[WHAT TO DO]:
Repeat the records in full and exactly, omitting pictures.

[INFORMATION SUPPLIED]:
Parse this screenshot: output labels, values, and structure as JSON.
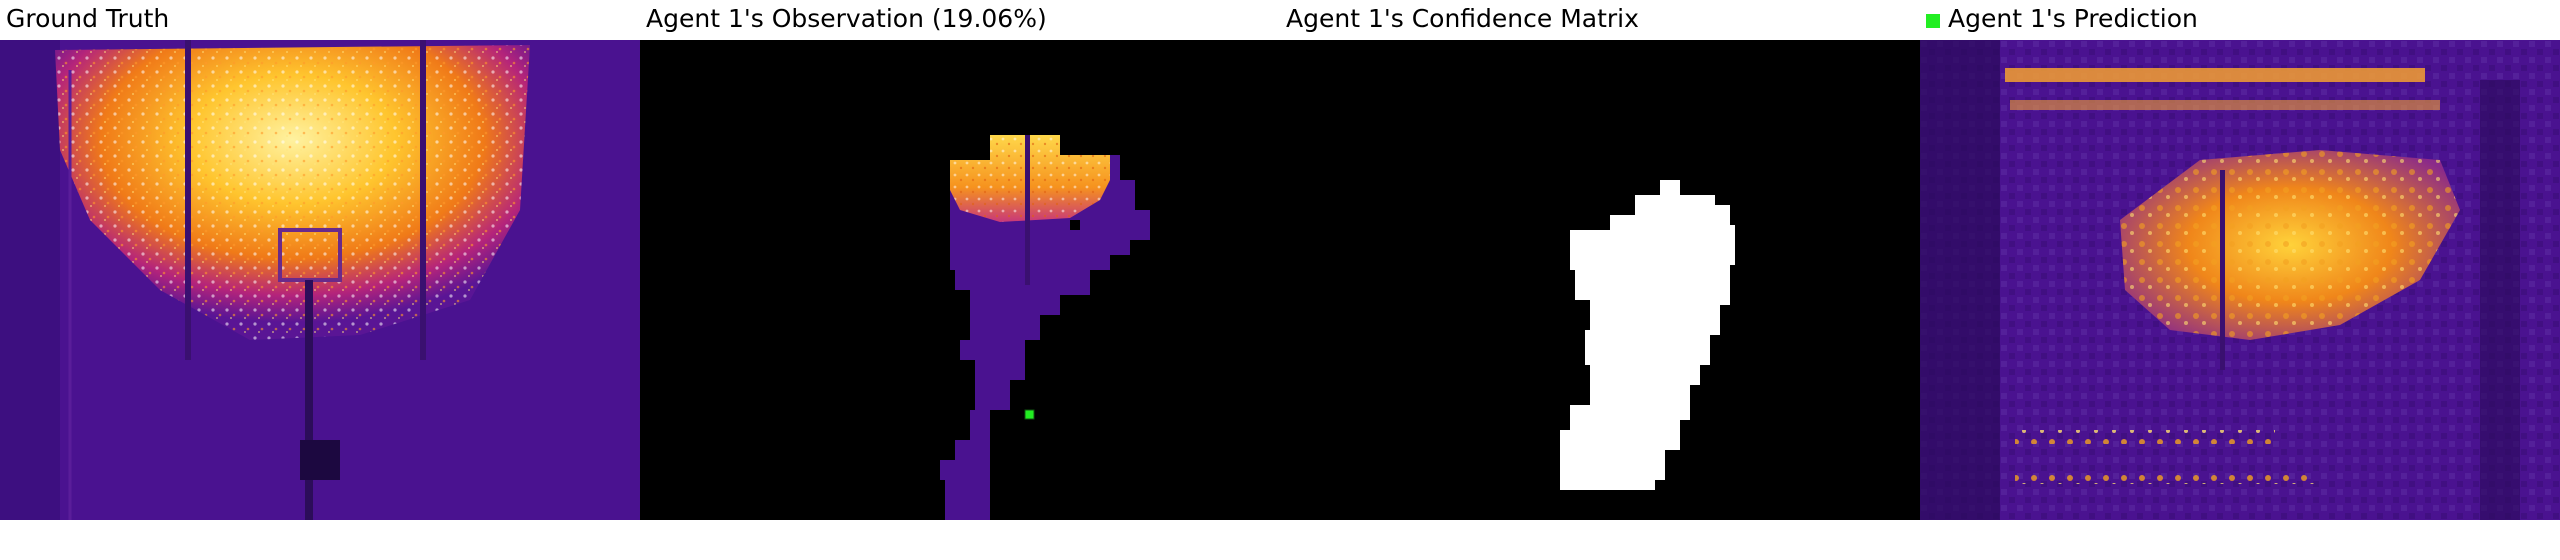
{
  "panels": [
    {
      "title": "Ground Truth"
    },
    {
      "title": "Agent 1's Observation (19.06%)"
    },
    {
      "title": "Agent 1's Confidence Matrix"
    },
    {
      "title": "Agent 1's Prediction"
    }
  ],
  "colors": {
    "background_purple": "#4a1290",
    "hot_yellow": "#ffd23a",
    "hot_orange": "#f0861a",
    "observation_mask": "#000000",
    "confidence_fill": "#ffffff",
    "agent_marker": "#22ee22"
  }
}
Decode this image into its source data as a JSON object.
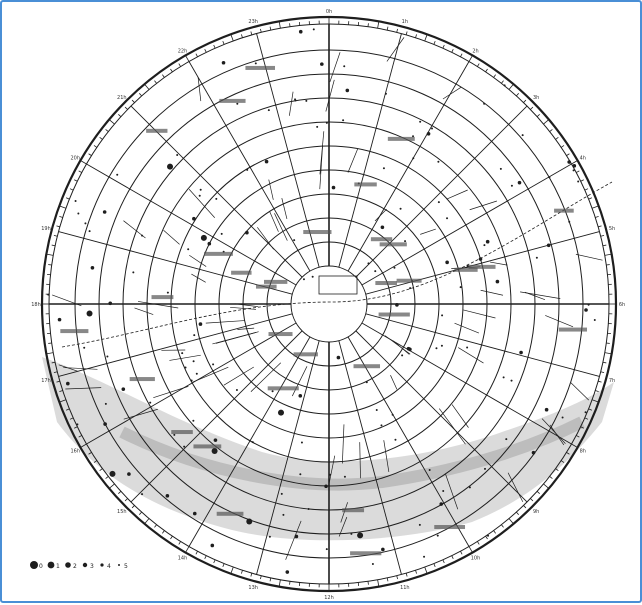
{
  "map": {
    "colors": {
      "frame_border": "#4a8fd6",
      "ink": "#1e1e1e",
      "milky_way": "#bdbdbd",
      "background": "#ffffff"
    },
    "ra_hour_labels": [
      "0h",
      "1h",
      "2h",
      "3h",
      "4h",
      "5h",
      "6h",
      "7h",
      "8h",
      "9h",
      "10h",
      "11h",
      "12h",
      "13h",
      "14h",
      "15h",
      "16h",
      "17h",
      "18h",
      "19h",
      "20h",
      "21h",
      "22h",
      "23h"
    ],
    "declination_rings": [
      "80°",
      "70°",
      "60°",
      "50°",
      "40°",
      "30°",
      "20°",
      "10°",
      "0°",
      "-10°",
      "-20°"
    ],
    "legend": {
      "magnitudes": [
        "0",
        "1",
        "2",
        "3",
        "4",
        "5"
      ]
    }
  }
}
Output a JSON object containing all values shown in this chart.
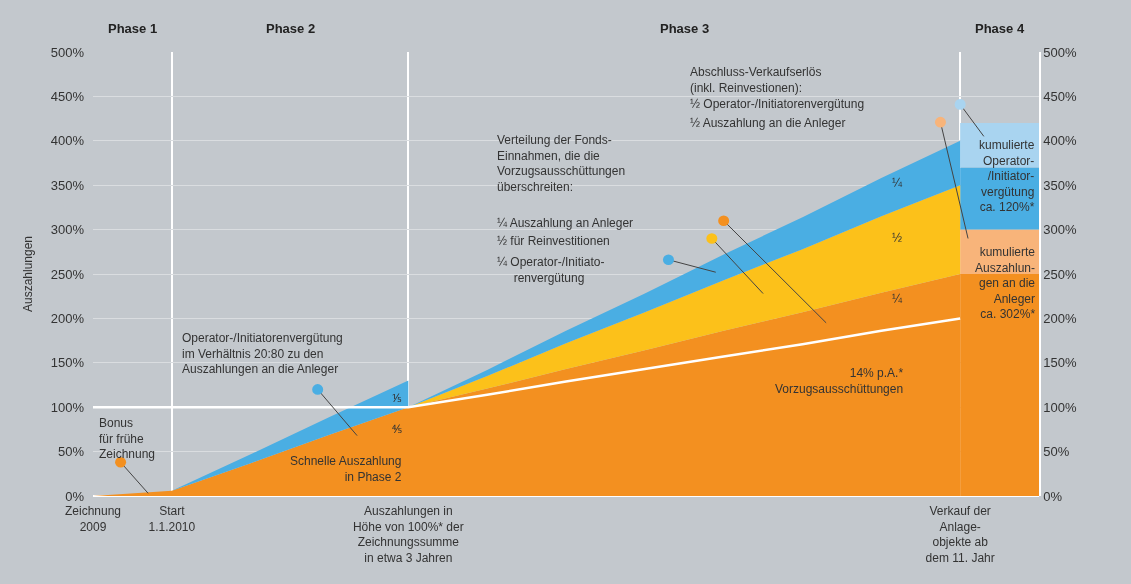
{
  "chart_data": {
    "type": "area",
    "stacked": true,
    "ylabel": "Auszahlungen",
    "categories": [
      "Zeichnung\n2009",
      "Start\n1.1.2010",
      null,
      null,
      "Auszahlungen in\nHöhe von 100%* der\nZeichnungssumme\nin etwa 3 Jahren",
      null,
      null,
      null,
      null,
      null,
      null,
      "Verkauf der\nAnlage-\nobjekte ab\ndem 11. Jahr",
      null
    ],
    "ylim": [
      0,
      500
    ],
    "yticks": [
      {
        "value": 0,
        "label": "0%"
      },
      {
        "value": 50,
        "label": "50%"
      },
      {
        "value": 100,
        "label": "100%"
      },
      {
        "value": 150,
        "label": "150%"
      },
      {
        "value": 200,
        "label": "200%"
      },
      {
        "value": 250,
        "label": "250%"
      },
      {
        "value": 300,
        "label": "300%"
      },
      {
        "value": 350,
        "label": "350%"
      },
      {
        "value": 400,
        "label": "400%"
      },
      {
        "value": 450,
        "label": "450%"
      },
      {
        "value": 500,
        "label": "500%"
      }
    ],
    "y2lim": [
      0,
      500
    ],
    "y2ticks": [
      {
        "value": 0,
        "label": "0%"
      },
      {
        "value": 50,
        "label": "50%"
      },
      {
        "value": 100,
        "label": "100%"
      },
      {
        "value": 150,
        "label": "150%"
      },
      {
        "value": 200,
        "label": "200%"
      },
      {
        "value": 250,
        "label": "250%"
      },
      {
        "value": 300,
        "label": "300%"
      },
      {
        "value": 350,
        "label": "350%"
      },
      {
        "value": 400,
        "label": "400%"
      },
      {
        "value": 450,
        "label": "450%"
      },
      {
        "value": 500,
        "label": "500%"
      }
    ],
    "series": [
      {
        "color": "#f39020",
        "values": [
          0,
          6,
          37,
          69,
          100,
          121,
          143,
          164,
          186,
          207,
          229,
          250,
          null
        ]
      },
      {
        "color": "#fcc11a",
        "values": [
          null,
          null,
          null,
          null,
          0,
          14,
          29,
          43,
          57,
          71,
          86,
          100,
          null
        ]
      },
      {
        "color": "#4aaee3",
        "values": [
          null,
          null,
          null,
          null,
          0,
          7,
          14,
          21,
          29,
          36,
          43,
          50,
          null
        ]
      },
      {
        "color": "#4aaee3",
        "values": [
          null,
          0,
          10,
          20,
          30,
          null,
          null,
          null,
          null,
          null,
          null,
          null,
          null
        ]
      },
      {
        "type": "bar",
        "color": "#f39020",
        "values": [
          null,
          null,
          null,
          null,
          null,
          null,
          null,
          null,
          null,
          null,
          null,
          null,
          250
        ]
      },
      {
        "type": "bar",
        "color": "#f8b47a",
        "values": [
          null,
          null,
          null,
          null,
          null,
          null,
          null,
          null,
          null,
          null,
          null,
          null,
          50
        ]
      },
      {
        "type": "bar",
        "color": "#4aaee3",
        "values": [
          null,
          null,
          null,
          null,
          null,
          null,
          null,
          null,
          null,
          null,
          null,
          null,
          70
        ]
      },
      {
        "type": "bar",
        "color": "#a9d4f0",
        "values": [
          null,
          null,
          null,
          null,
          null,
          null,
          null,
          null,
          null,
          null,
          null,
          null,
          50
        ]
      },
      {
        "type": "line",
        "color": "#ffffff",
        "values": [
          100,
          100,
          100,
          100,
          100,
          114,
          129,
          143,
          157,
          171,
          186,
          200,
          null
        ]
      }
    ],
    "annotations": [
      "Phase 1",
      "Phase 2",
      "Phase 3",
      "Phase 4",
      "Bonus\nfür frühe\nZeichnung",
      "Operator-/Initiatorenvergütung\nim Verhältnis 20:80 zu den\nAuszahlungen an die Anleger",
      "Verteilung der Fonds-\nEinnahmen, die die\nVorzugsausschüttungen\nüberschreiten:",
      "¼ Auszahlung an Anleger",
      "½ für Reinvestitionen",
      "¼ Operator-/Initiato-\n     renvergütung",
      "Abschluss-Verkaufserlös\n(inkl. Reinvestionen):",
      "½ Operator-/Initiatorenvergütung",
      "½ Auszahlung an die Anleger",
      "⅕",
      "⅘",
      "Schnelle Auszahlung\nin Phase 2",
      "¼",
      "½",
      "¼",
      "14% p.A.*\nVorzugsausschüttungen",
      "kumulierte\nOperator-\n/Initiator-\nvergütung\nca. 120%*",
      "kumulierte\nAuszahlun-\ngen an die\nAnleger\nca. 302%*"
    ],
    "grid": true
  }
}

[IN RESPONSE]:
Parse this screenshot: output labels, values, and structure as JSON.
{
  "panels": [
    {
      "title": "Ground Truth"
    },
    {
      "title": "Agent 1's Observation (19.06%)"
    },
    {
      "title": "Agent 1's Confidence Matrix"
    },
    {
      "title": "Agent 1's Prediction"
    }
  ],
  "colors": {
    "background_purple": "#4a1290",
    "hot_yellow": "#ffd23a",
    "hot_orange": "#f0861a",
    "observation_mask": "#000000",
    "confidence_fill": "#ffffff",
    "agent_marker": "#22ee22"
  }
}
Decode this image into its source data as a JSON object.
{
  "map": {
    "colors": {
      "frame_border": "#4a8fd6",
      "ink": "#1e1e1e",
      "milky_way": "#bdbdbd",
      "background": "#ffffff"
    },
    "ra_hour_labels": [
      "0h",
      "1h",
      "2h",
      "3h",
      "4h",
      "5h",
      "6h",
      "7h",
      "8h",
      "9h",
      "10h",
      "11h",
      "12h",
      "13h",
      "14h",
      "15h",
      "16h",
      "17h",
      "18h",
      "19h",
      "20h",
      "21h",
      "22h",
      "23h"
    ],
    "declination_rings": [
      "80°",
      "70°",
      "60°",
      "50°",
      "40°",
      "30°",
      "20°",
      "10°",
      "0°",
      "-10°",
      "-20°"
    ],
    "legend": {
      "magnitudes": [
        "0",
        "1",
        "2",
        "3",
        "4",
        "5"
      ]
    }
  }
}
Output a JSON object containing all values shown in this chart.
{
  "chart_data": {
    "type": "area",
    "stacked": true,
    "ylabel": "Auszahlungen",
    "categories": [
      "Zeichnung\n2009",
      "Start\n1.1.2010",
      null,
      null,
      "Auszahlungen in\nHöhe von 100%* der\nZeichnungssumme\nin etwa 3 Jahren",
      null,
      null,
      null,
      null,
      null,
      null,
      "Verkauf der\nAnlage-\nobjekte ab\ndem 11. Jahr",
      null
    ],
    "ylim": [
      0,
      500
    ],
    "yticks": [
      {
        "value": 0,
        "label": "0%"
      },
      {
        "value": 50,
        "label": "50%"
      },
      {
        "value": 100,
        "label": "100%"
      },
      {
        "value": 150,
        "label": "150%"
      },
      {
        "value": 200,
        "label": "200%"
      },
      {
        "value": 250,
        "label": "250%"
      },
      {
        "value": 300,
        "label": "300%"
      },
      {
        "value": 350,
        "label": "350%"
      },
      {
        "value": 400,
        "label": "400%"
      },
      {
        "value": 450,
        "label": "450%"
      },
      {
        "value": 500,
        "label": "500%"
      }
    ],
    "y2lim": [
      0,
      500
    ],
    "y2ticks": [
      {
        "value": 0,
        "label": "0%"
      },
      {
        "value": 50,
        "label": "50%"
      },
      {
        "value": 100,
        "label": "100%"
      },
      {
        "value": 150,
        "label": "150%"
      },
      {
        "value": 200,
        "label": "200%"
      },
      {
        "value": 250,
        "label": "250%"
      },
      {
        "value": 300,
        "label": "300%"
      },
      {
        "value": 350,
        "label": "350%"
      },
      {
        "value": 400,
        "label": "400%"
      },
      {
        "value": 450,
        "label": "450%"
      },
      {
        "value": 500,
        "label": "500%"
      }
    ],
    "series": [
      {
        "color": "#f39020",
        "values": [
          0,
          6,
          37,
          69,
          100,
          121,
          143,
          164,
          186,
          207,
          229,
          250,
          null
        ]
      },
      {
        "color": "#fcc11a",
        "values": [
          null,
          null,
          null,
          null,
          0,
          14,
          29,
          43,
          57,
          71,
          86,
          100,
          null
        ]
      },
      {
        "color": "#4aaee3",
        "values": [
          null,
          null,
          null,
          null,
          0,
          7,
          14,
          21,
          29,
          36,
          43,
          50,
          null
        ]
      },
      {
        "color": "#4aaee3",
        "values": [
          null,
          0,
          10,
          20,
          30,
          null,
          null,
          null,
          null,
          null,
          null,
          null,
          null
        ]
      },
      {
        "type": "bar",
        "color": "#f39020",
        "values": [
          null,
          null,
          null,
          null,
          null,
          null,
          null,
          null,
          null,
          null,
          null,
          null,
          250
        ]
      },
      {
        "type": "bar",
        "color": "#f8b47a",
        "values": [
          null,
          null,
          null,
          null,
          null,
          null,
          null,
          null,
          null,
          null,
          null,
          null,
          50
        ]
      },
      {
        "type": "bar",
        "color": "#4aaee3",
        "values": [
          null,
          null,
          null,
          null,
          null,
          null,
          null,
          null,
          null,
          null,
          null,
          null,
          70
        ]
      },
      {
        "type": "bar",
        "color": "#a9d4f0",
        "values": [
          null,
          null,
          null,
          null,
          null,
          null,
          null,
          null,
          null,
          null,
          null,
          null,
          50
        ]
      },
      {
        "type": "line",
        "color": "#ffffff",
        "values": [
          100,
          100,
          100,
          100,
          100,
          114,
          129,
          143,
          157,
          171,
          186,
          200,
          null
        ]
      }
    ],
    "annotations": [
      "Phase 1",
      "Phase 2",
      "Phase 3",
      "Phase 4",
      "Bonus\nfür frühe\nZeichnung",
      "Operator-/Initiatorenvergütung\nim Verhältnis 20:80 zu den\nAuszahlungen an die Anleger",
      "Verteilung der Fonds-\nEinnahmen, die die\nVorzugsausschüttungen\nüberschreiten:",
      "¼ Auszahlung an Anleger",
      "½ für Reinvestitionen",
      "¼ Operator-/Initiato-\n     renvergütung",
      "Abschluss-Verkaufserlös\n(inkl. Reinvestionen):",
      "½ Operator-/Initiatorenvergütung",
      "½ Auszahlung an die Anleger",
      "⅕",
      "⅘",
      "Schnelle Auszahlung\nin Phase 2",
      "¼",
      "½",
      "¼",
      "14% p.A.*\nVorzugsausschüttungen",
      "kumulierte\nOperator-\n/Initiator-\nvergütung\nca. 120%*",
      "kumulierte\nAuszahlun-\ngen an die\nAnleger\nca. 302%*"
    ],
    "grid": true
  }
}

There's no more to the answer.